[AIM OF THE EXERCISE] Print out every record exactly as it appears.

[RECORDS FOR THE TASK]

────

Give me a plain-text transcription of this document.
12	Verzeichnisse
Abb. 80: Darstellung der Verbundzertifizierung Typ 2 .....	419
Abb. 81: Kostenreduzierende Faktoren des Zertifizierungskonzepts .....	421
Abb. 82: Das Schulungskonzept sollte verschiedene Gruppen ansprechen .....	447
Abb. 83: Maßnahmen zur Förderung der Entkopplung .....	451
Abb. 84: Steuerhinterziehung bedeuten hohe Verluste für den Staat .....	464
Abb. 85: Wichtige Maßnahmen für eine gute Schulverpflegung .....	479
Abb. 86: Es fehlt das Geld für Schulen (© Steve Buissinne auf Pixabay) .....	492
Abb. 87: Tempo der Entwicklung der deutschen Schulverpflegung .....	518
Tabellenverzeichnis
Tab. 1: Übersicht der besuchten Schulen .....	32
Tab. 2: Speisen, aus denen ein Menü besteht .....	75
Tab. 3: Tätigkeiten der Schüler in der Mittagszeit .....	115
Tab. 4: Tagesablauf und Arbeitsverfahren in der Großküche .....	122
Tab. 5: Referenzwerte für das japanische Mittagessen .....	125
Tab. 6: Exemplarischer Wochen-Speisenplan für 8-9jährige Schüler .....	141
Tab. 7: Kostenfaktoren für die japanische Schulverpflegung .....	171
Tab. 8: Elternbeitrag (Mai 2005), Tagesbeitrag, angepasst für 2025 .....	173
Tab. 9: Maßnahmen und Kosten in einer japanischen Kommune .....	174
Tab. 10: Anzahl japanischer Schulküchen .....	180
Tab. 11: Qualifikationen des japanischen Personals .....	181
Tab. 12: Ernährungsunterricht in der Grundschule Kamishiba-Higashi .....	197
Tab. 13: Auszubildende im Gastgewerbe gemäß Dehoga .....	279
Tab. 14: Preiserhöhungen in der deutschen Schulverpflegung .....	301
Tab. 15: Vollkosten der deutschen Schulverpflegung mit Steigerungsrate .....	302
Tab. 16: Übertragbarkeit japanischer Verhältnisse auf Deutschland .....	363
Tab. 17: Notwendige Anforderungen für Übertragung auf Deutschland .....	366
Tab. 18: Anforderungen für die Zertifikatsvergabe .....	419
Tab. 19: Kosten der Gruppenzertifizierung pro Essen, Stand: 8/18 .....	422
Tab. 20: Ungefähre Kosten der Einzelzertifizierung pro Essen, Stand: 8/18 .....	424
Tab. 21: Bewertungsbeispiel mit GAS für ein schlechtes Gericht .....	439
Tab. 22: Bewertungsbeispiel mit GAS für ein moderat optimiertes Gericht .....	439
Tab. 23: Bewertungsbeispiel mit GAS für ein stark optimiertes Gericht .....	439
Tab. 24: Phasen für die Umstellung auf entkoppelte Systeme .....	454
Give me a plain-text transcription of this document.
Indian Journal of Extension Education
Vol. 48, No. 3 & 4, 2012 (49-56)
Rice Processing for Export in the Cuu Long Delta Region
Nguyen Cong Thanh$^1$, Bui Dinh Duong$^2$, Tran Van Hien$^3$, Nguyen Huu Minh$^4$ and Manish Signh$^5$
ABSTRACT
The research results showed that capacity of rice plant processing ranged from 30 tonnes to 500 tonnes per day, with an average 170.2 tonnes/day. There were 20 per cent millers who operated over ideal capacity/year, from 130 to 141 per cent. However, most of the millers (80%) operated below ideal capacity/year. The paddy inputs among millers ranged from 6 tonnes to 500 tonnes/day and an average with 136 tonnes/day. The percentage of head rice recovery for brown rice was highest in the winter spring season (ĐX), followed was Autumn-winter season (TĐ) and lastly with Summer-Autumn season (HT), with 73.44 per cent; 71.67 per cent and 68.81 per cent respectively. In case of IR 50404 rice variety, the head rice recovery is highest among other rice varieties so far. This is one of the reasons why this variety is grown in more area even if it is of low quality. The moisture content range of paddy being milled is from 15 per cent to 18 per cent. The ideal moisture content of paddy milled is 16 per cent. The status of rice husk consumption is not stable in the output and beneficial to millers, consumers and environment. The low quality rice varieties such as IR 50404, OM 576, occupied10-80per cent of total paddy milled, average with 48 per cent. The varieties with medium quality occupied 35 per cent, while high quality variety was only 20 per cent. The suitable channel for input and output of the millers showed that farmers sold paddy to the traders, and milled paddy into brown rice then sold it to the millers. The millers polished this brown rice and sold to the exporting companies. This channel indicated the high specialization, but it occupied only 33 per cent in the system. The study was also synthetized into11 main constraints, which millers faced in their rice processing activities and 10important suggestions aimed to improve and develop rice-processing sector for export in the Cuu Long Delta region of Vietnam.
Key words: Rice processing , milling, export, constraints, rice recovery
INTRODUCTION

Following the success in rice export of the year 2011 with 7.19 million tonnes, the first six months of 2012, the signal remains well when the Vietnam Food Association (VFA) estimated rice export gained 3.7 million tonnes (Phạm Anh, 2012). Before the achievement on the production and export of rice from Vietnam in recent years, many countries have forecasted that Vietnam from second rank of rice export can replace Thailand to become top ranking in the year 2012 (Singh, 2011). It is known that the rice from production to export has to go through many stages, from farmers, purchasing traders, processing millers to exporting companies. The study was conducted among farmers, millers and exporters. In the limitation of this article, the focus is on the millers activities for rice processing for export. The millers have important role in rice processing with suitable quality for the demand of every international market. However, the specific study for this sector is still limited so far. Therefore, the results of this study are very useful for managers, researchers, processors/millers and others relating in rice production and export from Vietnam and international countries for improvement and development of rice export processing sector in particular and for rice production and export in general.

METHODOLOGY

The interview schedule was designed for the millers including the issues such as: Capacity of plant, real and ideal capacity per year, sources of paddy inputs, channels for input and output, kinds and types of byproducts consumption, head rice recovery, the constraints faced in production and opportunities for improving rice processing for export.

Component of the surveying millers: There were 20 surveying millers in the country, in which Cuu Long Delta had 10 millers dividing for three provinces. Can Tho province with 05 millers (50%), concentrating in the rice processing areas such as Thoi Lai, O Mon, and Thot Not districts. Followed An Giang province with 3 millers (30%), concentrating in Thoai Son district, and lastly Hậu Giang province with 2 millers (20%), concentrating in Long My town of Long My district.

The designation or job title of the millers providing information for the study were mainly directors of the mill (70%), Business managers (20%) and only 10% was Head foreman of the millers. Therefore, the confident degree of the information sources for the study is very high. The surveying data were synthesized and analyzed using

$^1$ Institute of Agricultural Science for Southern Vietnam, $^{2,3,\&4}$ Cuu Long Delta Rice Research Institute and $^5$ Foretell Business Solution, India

────

[RESPONSE TO THIS TASK]
Give me a plain-text transcription of this document.
12	Verzeichnisse
Abb. 80: Darstellung der Verbundzertifizierung Typ 2 .....	419
Abb. 81: Kostenreduzierende Faktoren des Zertifizierungskonzepts .....	421
Abb. 82: Das Schulungskonzept sollte verschiedene Gruppen ansprechen .....	447
Abb. 83: Maßnahmen zur Förderung der Entkopplung .....	451
Abb. 84: Steuerhinterziehung bedeuten hohe Verluste für den Staat .....	464
Abb. 85: Wichtige Maßnahmen für eine gute Schulverpflegung .....	479
Abb. 86: Es fehlt das Geld für Schulen (© Steve Buissinne auf Pixabay) .....	492
Abb. 87: Tempo der Entwicklung der deutschen Schulverpflegung .....	518
Tabellenverzeichnis
Tab. 1: Übersicht der besuchten Schulen .....	32
Tab. 2: Speisen, aus denen ein Menü besteht .....	75
Tab. 3: Tätigkeiten der Schüler in der Mittagszeit .....	115
Tab. 4: Tagesablauf und Arbeitsverfahren in der Großküche .....	122
Tab. 5: Referenzwerte für das japanische Mittagessen .....	125
Tab. 6: Exemplarischer Wochen-Speisenplan für 8-9jährige Schüler .....	141
Tab. 7: Kostenfaktoren für die japanische Schulverpflegung .....	171
Tab. 8: Elternbeitrag (Mai 2005), Tagesbeitrag, angepasst für 2025 .....	173
Tab. 9: Maßnahmen und Kosten in einer japanischen Kommune .....	174
Tab. 10: Anzahl japanischer Schulküchen .....	180
Tab. 11: Qualifikationen des japanischen Personals .....	181
Tab. 12: Ernährungsunterricht in der Grundschule Kamishiba-Higashi .....	197
Tab. 13: Auszubildende im Gastgewerbe gemäß Dehoga .....	279
Tab. 14: Preiserhöhungen in der deutschen Schulverpflegung .....	301
Tab. 15: Vollkosten der deutschen Schulverpflegung mit Steigerungsrate .....	302
Tab. 16: Übertragbarkeit japanischer Verhältnisse auf Deutschland .....	363
Tab. 17: Notwendige Anforderungen für Übertragung auf Deutschland .....	366
Tab. 18: Anforderungen für die Zertifikatsvergabe .....	419
Tab. 19: Kosten der Gruppenzertifizierung pro Essen, Stand: 8/18 .....	422
Tab. 20: Ungefähre Kosten der Einzelzertifizierung pro Essen, Stand: 8/18 .....	424
Tab. 21: Bewertungsbeispiel mit GAS für ein schlechtes Gericht .....	439
Tab. 22: Bewertungsbeispiel mit GAS für ein moderat optimiertes Gericht .....	439
Tab. 23: Bewertungsbeispiel mit GAS für ein stark optimiertes Gericht .....	439
Tab. 24: Phasen für die Umstellung auf entkoppelte Systeme .....	454
Give me a plain-text transcription of this document.
Indian Journal of Extension Education
Vol. 48, No. 3 & 4, 2012 (49-56)
Rice Processing for Export in the Cuu Long Delta Region
Nguyen Cong Thanh$^1$, Bui Dinh Duong$^2$, Tran Van Hien$^3$, Nguyen Huu Minh$^4$ and Manish Signh$^5$
ABSTRACT
The research results showed that capacity of rice plant processing ranged from 30 tonnes to 500 tonnes per day, with an average 170.2 tonnes/day. There were 20 per cent millers who operated over ideal capacity/year, from 130 to 141 per cent. However, most of the millers (80%) operated below ideal capacity/year. The paddy inputs among millers ranged from 6 tonnes to 500 tonnes/day and an average with 136 tonnes/day. The percentage of head rice recovery for brown rice was highest in the winter spring season (ĐX), followed was Autumn-winter season (TĐ) and lastly with Summer-Autumn season (HT), with 73.44 per cent; 71.67 per cent and 68.81 per cent respectively. In case of IR 50404 rice variety, the head rice recovery is highest among other rice varieties so far. This is one of the reasons why this variety is grown in more area even if it is of low quality. The moisture content range of paddy being milled is from 15 per cent to 18 per cent. The ideal moisture content of paddy milled is 16 per cent. The status of rice husk consumption is not stable in the output and beneficial to millers, consumers and environment. The low quality rice varieties such as IR 50404, OM 576, occupied10-80per cent of total paddy milled, average with 48 per cent. The varieties with medium quality occupied 35 per cent, while high quality variety was only 20 per cent. The suitable channel for input and output of the millers showed that farmers sold paddy to the traders, and milled paddy into brown rice then sold it to the millers. The millers polished this brown rice and sold to the exporting companies. This channel indicated the high specialization, but it occupied only 33 per cent in the system. The study was also synthetized into11 main constraints, which millers faced in their rice processing activities and 10important suggestions aimed to improve and develop rice-processing sector for export in the Cuu Long Delta region of Vietnam.
Key words: Rice processing , milling, export, constraints, rice recovery
INTRODUCTION

Following the success in rice export of the year 2011 with 7.19 million tonnes, the first six months of 2012, the signal remains well when the Vietnam Food Association (VFA) estimated rice export gained 3.7 million tonnes (Phạm Anh, 2012). Before the achievement on the production and export of rice from Vietnam in recent years, many countries have forecasted that Vietnam from second rank of rice export can replace Thailand to become top ranking in the year 2012 (Singh, 2011). It is known that the rice from production to export has to go through many stages, from farmers, purchasing traders, processing millers to exporting companies. The study was conducted among farmers, millers and exporters. In the limitation of this article, the focus is on the millers activities for rice processing for export. The millers have important role in rice processing with suitable quality for the demand of every international market. However, the specific study for this sector is still limited so far. Therefore, the results of this study are very useful for managers, researchers, processors/millers and others relating in rice production and export from Vietnam and international countries for improvement and development of rice export processing sector in particular and for rice production and export in general.

METHODOLOGY

The interview schedule was designed for the millers including the issues such as: Capacity of plant, real and ideal capacity per year, sources of paddy inputs, channels for input and output, kinds and types of byproducts consumption, head rice recovery, the constraints faced in production and opportunities for improving rice processing for export.

Component of the surveying millers: There were 20 surveying millers in the country, in which Cuu Long Delta had 10 millers dividing for three provinces. Can Tho province with 05 millers (50%), concentrating in the rice processing areas such as Thoi Lai, O Mon, and Thot Not districts. Followed An Giang province with 3 millers (30%), concentrating in Thoai Son district, and lastly Hậu Giang province with 2 millers (20%), concentrating in Long My town of Long My district.

The designation or job title of the millers providing information for the study were mainly directors of the mill (70%), Business managers (20%) and only 10% was Head foreman of the millers. Therefore, the confident degree of the information sources for the study is very high. The surveying data were synthesized and analyzed using

$^1$ Institute of Agricultural Science for Southern Vietnam, $^{2,3,\&4}$ Cuu Long Delta Rice Research Institute and $^5$ Foretell Business Solution, India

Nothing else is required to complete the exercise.